→ **Exercise objective**:
Edit the data from its first line up to and including the line with "menu-item[interactable]: 開く(O) [180,174,464,198]", replacing "interactable" with "clickable" and leaving everything else unchanged. Give back only those lines.

→ **Listed entries**:
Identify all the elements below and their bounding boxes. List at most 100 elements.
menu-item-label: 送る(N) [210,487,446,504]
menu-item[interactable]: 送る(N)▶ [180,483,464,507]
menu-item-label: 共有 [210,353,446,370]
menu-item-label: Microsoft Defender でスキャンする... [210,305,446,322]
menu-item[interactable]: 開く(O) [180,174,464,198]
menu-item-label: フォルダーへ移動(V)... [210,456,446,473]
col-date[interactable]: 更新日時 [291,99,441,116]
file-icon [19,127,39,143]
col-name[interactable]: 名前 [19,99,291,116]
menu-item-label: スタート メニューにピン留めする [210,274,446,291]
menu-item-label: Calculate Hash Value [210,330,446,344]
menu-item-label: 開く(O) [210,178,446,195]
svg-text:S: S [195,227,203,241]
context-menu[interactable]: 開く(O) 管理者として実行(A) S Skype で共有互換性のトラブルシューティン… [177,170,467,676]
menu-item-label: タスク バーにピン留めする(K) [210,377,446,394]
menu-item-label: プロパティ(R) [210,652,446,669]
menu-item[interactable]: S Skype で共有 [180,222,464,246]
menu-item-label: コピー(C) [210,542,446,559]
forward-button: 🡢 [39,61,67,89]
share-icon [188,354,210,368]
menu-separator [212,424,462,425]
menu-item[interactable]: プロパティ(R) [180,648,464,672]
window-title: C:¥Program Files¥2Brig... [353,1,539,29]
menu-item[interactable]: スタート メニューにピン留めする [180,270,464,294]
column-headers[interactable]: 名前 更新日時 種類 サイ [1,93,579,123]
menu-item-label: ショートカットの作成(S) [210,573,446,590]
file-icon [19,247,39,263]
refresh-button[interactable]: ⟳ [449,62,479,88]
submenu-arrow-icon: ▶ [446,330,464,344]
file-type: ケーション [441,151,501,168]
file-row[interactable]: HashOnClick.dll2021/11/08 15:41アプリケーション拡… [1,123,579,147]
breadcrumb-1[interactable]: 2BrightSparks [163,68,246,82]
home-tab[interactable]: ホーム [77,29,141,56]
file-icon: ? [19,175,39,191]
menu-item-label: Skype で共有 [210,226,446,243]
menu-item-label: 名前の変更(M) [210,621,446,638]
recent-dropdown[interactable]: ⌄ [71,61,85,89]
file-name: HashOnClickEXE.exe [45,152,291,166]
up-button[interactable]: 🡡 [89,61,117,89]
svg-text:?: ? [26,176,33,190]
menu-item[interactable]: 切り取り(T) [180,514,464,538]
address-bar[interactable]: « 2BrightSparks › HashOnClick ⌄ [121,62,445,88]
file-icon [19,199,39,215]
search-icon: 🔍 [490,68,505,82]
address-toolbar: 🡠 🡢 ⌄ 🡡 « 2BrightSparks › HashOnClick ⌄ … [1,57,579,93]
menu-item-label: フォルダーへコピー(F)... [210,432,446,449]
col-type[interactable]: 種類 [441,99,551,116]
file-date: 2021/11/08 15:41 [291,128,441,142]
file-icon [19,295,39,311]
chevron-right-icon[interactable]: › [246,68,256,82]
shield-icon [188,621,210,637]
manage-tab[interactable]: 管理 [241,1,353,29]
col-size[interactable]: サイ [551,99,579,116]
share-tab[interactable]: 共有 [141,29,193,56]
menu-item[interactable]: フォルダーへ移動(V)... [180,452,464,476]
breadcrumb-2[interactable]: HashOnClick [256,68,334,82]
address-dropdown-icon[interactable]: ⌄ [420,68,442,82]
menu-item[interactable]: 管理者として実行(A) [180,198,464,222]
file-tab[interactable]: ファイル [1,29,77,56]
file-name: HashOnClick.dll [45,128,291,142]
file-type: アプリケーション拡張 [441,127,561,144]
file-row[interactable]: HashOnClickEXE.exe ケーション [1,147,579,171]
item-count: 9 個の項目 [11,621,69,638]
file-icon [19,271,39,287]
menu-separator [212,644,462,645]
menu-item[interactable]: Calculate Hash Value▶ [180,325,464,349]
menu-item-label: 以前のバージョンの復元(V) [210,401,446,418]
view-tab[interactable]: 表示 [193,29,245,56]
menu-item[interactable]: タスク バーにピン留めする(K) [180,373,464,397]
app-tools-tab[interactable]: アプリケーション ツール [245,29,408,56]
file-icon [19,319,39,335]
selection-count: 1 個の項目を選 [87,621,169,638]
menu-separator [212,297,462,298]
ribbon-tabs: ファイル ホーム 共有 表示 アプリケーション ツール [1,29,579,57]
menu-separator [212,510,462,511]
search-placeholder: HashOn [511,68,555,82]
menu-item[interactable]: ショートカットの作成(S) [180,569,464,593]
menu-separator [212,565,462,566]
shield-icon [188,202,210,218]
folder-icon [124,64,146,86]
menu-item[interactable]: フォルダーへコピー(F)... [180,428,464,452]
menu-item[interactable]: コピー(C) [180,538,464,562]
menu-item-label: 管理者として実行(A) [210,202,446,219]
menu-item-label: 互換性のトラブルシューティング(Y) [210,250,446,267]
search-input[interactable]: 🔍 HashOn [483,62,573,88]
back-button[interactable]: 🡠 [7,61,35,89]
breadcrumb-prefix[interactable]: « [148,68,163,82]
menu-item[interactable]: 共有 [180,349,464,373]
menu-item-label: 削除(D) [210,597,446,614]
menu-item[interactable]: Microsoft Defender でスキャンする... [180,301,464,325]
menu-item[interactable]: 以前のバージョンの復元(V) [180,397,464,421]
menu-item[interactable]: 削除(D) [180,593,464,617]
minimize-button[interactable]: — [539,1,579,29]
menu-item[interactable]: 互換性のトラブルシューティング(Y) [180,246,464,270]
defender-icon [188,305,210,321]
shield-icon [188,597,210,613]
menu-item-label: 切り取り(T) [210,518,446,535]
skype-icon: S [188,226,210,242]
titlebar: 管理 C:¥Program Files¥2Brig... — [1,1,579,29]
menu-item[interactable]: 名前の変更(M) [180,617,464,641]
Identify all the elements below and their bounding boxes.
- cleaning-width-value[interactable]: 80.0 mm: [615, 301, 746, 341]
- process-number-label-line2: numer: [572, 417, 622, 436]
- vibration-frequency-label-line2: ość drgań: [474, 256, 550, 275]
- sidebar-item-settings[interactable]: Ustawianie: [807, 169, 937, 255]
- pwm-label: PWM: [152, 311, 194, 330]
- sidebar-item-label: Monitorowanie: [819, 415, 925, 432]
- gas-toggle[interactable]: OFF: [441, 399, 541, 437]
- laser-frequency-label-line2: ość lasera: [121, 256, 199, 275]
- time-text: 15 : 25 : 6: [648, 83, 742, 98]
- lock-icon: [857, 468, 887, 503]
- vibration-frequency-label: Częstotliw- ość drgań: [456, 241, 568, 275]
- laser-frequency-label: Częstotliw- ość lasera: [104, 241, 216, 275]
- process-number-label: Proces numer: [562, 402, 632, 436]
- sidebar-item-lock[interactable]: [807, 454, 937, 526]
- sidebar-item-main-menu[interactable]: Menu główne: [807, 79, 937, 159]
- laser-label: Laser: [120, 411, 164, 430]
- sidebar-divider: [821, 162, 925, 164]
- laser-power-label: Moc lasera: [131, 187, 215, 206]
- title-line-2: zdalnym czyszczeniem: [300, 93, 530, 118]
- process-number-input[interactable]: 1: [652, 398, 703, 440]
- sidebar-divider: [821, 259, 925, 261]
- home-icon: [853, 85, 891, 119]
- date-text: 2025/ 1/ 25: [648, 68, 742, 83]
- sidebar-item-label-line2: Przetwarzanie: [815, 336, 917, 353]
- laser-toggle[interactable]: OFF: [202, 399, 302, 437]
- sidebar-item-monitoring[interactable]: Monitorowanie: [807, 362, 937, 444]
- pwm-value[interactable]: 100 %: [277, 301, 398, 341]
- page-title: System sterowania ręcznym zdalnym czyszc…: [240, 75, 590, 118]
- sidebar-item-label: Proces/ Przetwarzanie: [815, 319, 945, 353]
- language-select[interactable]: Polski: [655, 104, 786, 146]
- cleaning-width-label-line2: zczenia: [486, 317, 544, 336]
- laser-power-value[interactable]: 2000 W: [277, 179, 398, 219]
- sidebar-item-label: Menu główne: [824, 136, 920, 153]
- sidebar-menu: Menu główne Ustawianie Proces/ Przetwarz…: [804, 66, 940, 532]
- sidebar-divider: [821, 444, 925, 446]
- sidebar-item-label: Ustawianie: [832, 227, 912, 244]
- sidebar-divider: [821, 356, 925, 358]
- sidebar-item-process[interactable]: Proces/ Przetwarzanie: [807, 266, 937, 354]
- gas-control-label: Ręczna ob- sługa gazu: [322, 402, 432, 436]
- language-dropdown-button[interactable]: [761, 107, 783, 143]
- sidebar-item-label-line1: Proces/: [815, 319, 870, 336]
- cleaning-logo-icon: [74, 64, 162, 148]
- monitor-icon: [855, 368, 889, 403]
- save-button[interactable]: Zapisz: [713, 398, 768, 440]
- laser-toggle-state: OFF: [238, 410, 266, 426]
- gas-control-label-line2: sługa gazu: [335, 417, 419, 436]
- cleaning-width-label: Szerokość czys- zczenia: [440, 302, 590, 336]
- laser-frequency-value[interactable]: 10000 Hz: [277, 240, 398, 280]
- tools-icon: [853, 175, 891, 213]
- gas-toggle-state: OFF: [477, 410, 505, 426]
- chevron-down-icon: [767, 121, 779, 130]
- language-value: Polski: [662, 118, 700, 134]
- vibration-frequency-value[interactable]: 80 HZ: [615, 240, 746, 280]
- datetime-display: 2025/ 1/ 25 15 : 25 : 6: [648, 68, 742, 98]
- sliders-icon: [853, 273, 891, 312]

→ **Complete output**:
Identify all the elements below and their bounding boxes. List at most 100 elements.
menu-item-label: 送る(N) [210,487,446,504]
menu-item[clickable]: 送る(N)▶ [180,483,464,507]
menu-item-label: 共有 [210,353,446,370]
menu-item-label: Microsoft Defender でスキャンする... [210,305,446,322]
menu-item[clickable]: 開く(O) [180,174,464,198]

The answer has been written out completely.